Task material
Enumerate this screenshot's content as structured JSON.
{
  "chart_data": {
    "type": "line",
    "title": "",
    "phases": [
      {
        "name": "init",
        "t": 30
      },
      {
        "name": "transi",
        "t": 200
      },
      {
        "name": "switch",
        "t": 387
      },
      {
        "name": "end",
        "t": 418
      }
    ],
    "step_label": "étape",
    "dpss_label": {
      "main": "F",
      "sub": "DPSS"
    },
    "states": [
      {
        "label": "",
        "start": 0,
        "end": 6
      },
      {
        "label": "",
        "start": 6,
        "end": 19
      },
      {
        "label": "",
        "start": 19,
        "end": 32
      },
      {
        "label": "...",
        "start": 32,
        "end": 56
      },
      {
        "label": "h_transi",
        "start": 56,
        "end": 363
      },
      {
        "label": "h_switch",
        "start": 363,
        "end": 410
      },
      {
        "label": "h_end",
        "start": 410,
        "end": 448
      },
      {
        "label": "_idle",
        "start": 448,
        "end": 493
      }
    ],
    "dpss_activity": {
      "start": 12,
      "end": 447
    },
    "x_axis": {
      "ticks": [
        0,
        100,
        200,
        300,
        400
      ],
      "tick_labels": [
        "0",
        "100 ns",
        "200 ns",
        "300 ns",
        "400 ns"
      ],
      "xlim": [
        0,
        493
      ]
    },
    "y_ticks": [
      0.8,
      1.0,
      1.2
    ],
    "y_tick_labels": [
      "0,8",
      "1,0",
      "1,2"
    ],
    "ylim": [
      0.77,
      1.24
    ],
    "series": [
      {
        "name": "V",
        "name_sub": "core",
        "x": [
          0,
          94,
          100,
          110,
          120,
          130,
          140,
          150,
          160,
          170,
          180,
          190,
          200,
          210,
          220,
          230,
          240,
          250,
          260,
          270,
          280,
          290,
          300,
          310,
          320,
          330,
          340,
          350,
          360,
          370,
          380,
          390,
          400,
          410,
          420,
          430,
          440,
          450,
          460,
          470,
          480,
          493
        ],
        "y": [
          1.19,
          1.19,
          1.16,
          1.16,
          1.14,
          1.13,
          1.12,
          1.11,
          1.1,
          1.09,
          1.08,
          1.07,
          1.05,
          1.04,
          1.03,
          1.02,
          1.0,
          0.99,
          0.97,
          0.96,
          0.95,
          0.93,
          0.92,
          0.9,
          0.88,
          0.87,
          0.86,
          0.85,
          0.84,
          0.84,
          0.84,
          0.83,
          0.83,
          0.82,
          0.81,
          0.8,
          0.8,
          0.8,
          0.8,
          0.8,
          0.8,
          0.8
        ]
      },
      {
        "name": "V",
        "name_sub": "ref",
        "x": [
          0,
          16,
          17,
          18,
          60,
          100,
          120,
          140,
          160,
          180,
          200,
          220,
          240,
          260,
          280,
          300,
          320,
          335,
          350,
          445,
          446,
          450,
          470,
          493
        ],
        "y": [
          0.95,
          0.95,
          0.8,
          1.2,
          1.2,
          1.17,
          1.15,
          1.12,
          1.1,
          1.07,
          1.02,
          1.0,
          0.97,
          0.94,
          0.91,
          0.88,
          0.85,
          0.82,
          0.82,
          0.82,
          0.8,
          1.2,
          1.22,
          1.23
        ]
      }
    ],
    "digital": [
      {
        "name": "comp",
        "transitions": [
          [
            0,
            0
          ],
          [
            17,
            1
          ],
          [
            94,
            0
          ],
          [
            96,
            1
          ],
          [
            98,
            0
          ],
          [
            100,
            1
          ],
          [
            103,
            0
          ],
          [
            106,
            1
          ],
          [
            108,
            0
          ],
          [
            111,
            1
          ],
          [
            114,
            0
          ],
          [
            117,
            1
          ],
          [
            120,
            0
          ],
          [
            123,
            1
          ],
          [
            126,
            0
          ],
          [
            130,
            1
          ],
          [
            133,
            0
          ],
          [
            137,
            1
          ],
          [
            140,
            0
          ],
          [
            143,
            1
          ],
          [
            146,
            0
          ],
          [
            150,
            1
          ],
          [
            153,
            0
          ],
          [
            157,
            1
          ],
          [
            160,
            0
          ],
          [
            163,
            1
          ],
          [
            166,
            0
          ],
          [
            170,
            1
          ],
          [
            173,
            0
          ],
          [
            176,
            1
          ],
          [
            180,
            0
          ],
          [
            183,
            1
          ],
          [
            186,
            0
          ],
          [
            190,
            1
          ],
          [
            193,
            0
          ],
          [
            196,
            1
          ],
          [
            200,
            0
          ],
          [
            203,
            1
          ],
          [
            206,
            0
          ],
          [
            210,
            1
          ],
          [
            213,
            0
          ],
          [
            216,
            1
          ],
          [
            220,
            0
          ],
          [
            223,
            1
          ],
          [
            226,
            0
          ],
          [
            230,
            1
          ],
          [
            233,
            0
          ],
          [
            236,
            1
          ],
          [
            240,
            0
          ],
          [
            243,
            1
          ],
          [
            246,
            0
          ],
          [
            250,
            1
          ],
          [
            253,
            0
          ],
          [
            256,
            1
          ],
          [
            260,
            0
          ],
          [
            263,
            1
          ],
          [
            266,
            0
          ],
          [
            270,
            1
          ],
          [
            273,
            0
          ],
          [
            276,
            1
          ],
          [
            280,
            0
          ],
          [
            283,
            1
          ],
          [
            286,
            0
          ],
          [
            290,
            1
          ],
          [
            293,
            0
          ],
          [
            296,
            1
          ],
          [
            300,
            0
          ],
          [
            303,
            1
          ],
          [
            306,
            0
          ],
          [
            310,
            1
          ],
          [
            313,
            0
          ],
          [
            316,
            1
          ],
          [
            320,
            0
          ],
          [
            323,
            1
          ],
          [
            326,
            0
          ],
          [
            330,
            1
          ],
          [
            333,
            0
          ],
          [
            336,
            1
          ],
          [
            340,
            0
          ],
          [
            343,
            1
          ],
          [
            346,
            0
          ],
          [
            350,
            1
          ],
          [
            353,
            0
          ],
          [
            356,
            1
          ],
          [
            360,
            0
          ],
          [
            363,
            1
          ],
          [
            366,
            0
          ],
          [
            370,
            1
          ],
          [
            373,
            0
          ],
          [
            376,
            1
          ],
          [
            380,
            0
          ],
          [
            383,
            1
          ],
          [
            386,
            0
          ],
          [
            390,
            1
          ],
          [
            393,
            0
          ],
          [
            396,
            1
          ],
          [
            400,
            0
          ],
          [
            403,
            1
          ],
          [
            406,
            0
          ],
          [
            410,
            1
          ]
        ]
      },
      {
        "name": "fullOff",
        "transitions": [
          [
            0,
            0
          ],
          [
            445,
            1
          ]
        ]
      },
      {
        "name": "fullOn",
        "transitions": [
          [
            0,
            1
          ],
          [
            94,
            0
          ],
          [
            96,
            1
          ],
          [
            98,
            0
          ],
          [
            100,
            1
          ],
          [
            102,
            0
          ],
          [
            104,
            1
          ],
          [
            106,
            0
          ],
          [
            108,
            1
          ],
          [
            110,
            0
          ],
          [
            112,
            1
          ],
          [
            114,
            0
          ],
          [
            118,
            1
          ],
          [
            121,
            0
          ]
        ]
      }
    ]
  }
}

What to produce
Your task is to output all of the data above word for word.

Answer below
Enumerate this screenshot's content as structured JSON.
{
  "chart_data": {
    "type": "line",
    "title": "",
    "phases": [
      {
        "name": "init",
        "t": 30
      },
      {
        "name": "transi",
        "t": 200
      },
      {
        "name": "switch",
        "t": 387
      },
      {
        "name": "end",
        "t": 418
      }
    ],
    "step_label": "étape",
    "dpss_label": {
      "main": "F",
      "sub": "DPSS"
    },
    "states": [
      {
        "label": "",
        "start": 0,
        "end": 6
      },
      {
        "label": "",
        "start": 6,
        "end": 19
      },
      {
        "label": "",
        "start": 19,
        "end": 32
      },
      {
        "label": "...",
        "start": 32,
        "end": 56
      },
      {
        "label": "h_transi",
        "start": 56,
        "end": 363
      },
      {
        "label": "h_switch",
        "start": 363,
        "end": 410
      },
      {
        "label": "h_end",
        "start": 410,
        "end": 448
      },
      {
        "label": "_idle",
        "start": 448,
        "end": 493
      }
    ],
    "dpss_activity": {
      "start": 12,
      "end": 447
    },
    "x_axis": {
      "ticks": [
        0,
        100,
        200,
        300,
        400
      ],
      "tick_labels": [
        "0",
        "100 ns",
        "200 ns",
        "300 ns",
        "400 ns"
      ],
      "xlim": [
        0,
        493
      ]
    },
    "y_ticks": [
      0.8,
      1.0,
      1.2
    ],
    "y_tick_labels": [
      "0,8",
      "1,0",
      "1,2"
    ],
    "ylim": [
      0.77,
      1.24
    ],
    "series": [
      {
        "name": "V",
        "name_sub": "core",
        "x": [
          0,
          94,
          100,
          110,
          120,
          130,
          140,
          150,
          160,
          170,
          180,
          190,
          200,
          210,
          220,
          230,
          240,
          250,
          260,
          270,
          280,
          290,
          300,
          310,
          320,
          330,
          340,
          350,
          360,
          370,
          380,
          390,
          400,
          410,
          420,
          430,
          440,
          450,
          460,
          470,
          480,
          493
        ],
        "y": [
          1.19,
          1.19,
          1.16,
          1.16,
          1.14,
          1.13,
          1.12,
          1.11,
          1.1,
          1.09,
          1.08,
          1.07,
          1.05,
          1.04,
          1.03,
          1.02,
          1.0,
          0.99,
          0.97,
          0.96,
          0.95,
          0.93,
          0.92,
          0.9,
          0.88,
          0.87,
          0.86,
          0.85,
          0.84,
          0.84,
          0.84,
          0.83,
          0.83,
          0.82,
          0.81,
          0.8,
          0.8,
          0.8,
          0.8,
          0.8,
          0.8,
          0.8
        ]
      },
      {
        "name": "V",
        "name_sub": "ref",
        "x": [
          0,
          16,
          17,
          18,
          60,
          100,
          120,
          140,
          160,
          180,
          200,
          220,
          240,
          260,
          280,
          300,
          320,
          335,
          350,
          445,
          446,
          450,
          470,
          493
        ],
        "y": [
          0.95,
          0.95,
          0.8,
          1.2,
          1.2,
          1.17,
          1.15,
          1.12,
          1.1,
          1.07,
          1.02,
          1.0,
          0.97,
          0.94,
          0.91,
          0.88,
          0.85,
          0.82,
          0.82,
          0.82,
          0.8,
          1.2,
          1.22,
          1.23
        ]
      }
    ],
    "digital": [
      {
        "name": "comp",
        "transitions": [
          [
            0,
            0
          ],
          [
            17,
            1
          ],
          [
            94,
            0
          ],
          [
            96,
            1
          ],
          [
            98,
            0
          ],
          [
            100,
            1
          ],
          [
            103,
            0
          ],
          [
            106,
            1
          ],
          [
            108,
            0
          ],
          [
            111,
            1
          ],
          [
            114,
            0
          ],
          [
            117,
            1
          ],
          [
            120,
            0
          ],
          [
            123,
            1
          ],
          [
            126,
            0
          ],
          [
            130,
            1
          ],
          [
            133,
            0
          ],
          [
            137,
            1
          ],
          [
            140,
            0
          ],
          [
            143,
            1
          ],
          [
            146,
            0
          ],
          [
            150,
            1
          ],
          [
            153,
            0
          ],
          [
            157,
            1
          ],
          [
            160,
            0
          ],
          [
            163,
            1
          ],
          [
            166,
            0
          ],
          [
            170,
            1
          ],
          [
            173,
            0
          ],
          [
            176,
            1
          ],
          [
            180,
            0
          ],
          [
            183,
            1
          ],
          [
            186,
            0
          ],
          [
            190,
            1
          ],
          [
            193,
            0
          ],
          [
            196,
            1
          ],
          [
            200,
            0
          ],
          [
            203,
            1
          ],
          [
            206,
            0
          ],
          [
            210,
            1
          ],
          [
            213,
            0
          ],
          [
            216,
            1
          ],
          [
            220,
            0
          ],
          [
            223,
            1
          ],
          [
            226,
            0
          ],
          [
            230,
            1
          ],
          [
            233,
            0
          ],
          [
            236,
            1
          ],
          [
            240,
            0
          ],
          [
            243,
            1
          ],
          [
            246,
            0
          ],
          [
            250,
            1
          ],
          [
            253,
            0
          ],
          [
            256,
            1
          ],
          [
            260,
            0
          ],
          [
            263,
            1
          ],
          [
            266,
            0
          ],
          [
            270,
            1
          ],
          [
            273,
            0
          ],
          [
            276,
            1
          ],
          [
            280,
            0
          ],
          [
            283,
            1
          ],
          [
            286,
            0
          ],
          [
            290,
            1
          ],
          [
            293,
            0
          ],
          [
            296,
            1
          ],
          [
            300,
            0
          ],
          [
            303,
            1
          ],
          [
            306,
            0
          ],
          [
            310,
            1
          ],
          [
            313,
            0
          ],
          [
            316,
            1
          ],
          [
            320,
            0
          ],
          [
            323,
            1
          ],
          [
            326,
            0
          ],
          [
            330,
            1
          ],
          [
            333,
            0
          ],
          [
            336,
            1
          ],
          [
            340,
            0
          ],
          [
            343,
            1
          ],
          [
            346,
            0
          ],
          [
            350,
            1
          ],
          [
            353,
            0
          ],
          [
            356,
            1
          ],
          [
            360,
            0
          ],
          [
            363,
            1
          ],
          [
            366,
            0
          ],
          [
            370,
            1
          ],
          [
            373,
            0
          ],
          [
            376,
            1
          ],
          [
            380,
            0
          ],
          [
            383,
            1
          ],
          [
            386,
            0
          ],
          [
            390,
            1
          ],
          [
            393,
            0
          ],
          [
            396,
            1
          ],
          [
            400,
            0
          ],
          [
            403,
            1
          ],
          [
            406,
            0
          ],
          [
            410,
            1
          ]
        ]
      },
      {
        "name": "fullOff",
        "transitions": [
          [
            0,
            0
          ],
          [
            445,
            1
          ]
        ]
      },
      {
        "name": "fullOn",
        "transitions": [
          [
            0,
            1
          ],
          [
            94,
            0
          ],
          [
            96,
            1
          ],
          [
            98,
            0
          ],
          [
            100,
            1
          ],
          [
            102,
            0
          ],
          [
            104,
            1
          ],
          [
            106,
            0
          ],
          [
            108,
            1
          ],
          [
            110,
            0
          ],
          [
            112,
            1
          ],
          [
            114,
            0
          ],
          [
            118,
            1
          ],
          [
            121,
            0
          ]
        ]
      }
    ]
  }
}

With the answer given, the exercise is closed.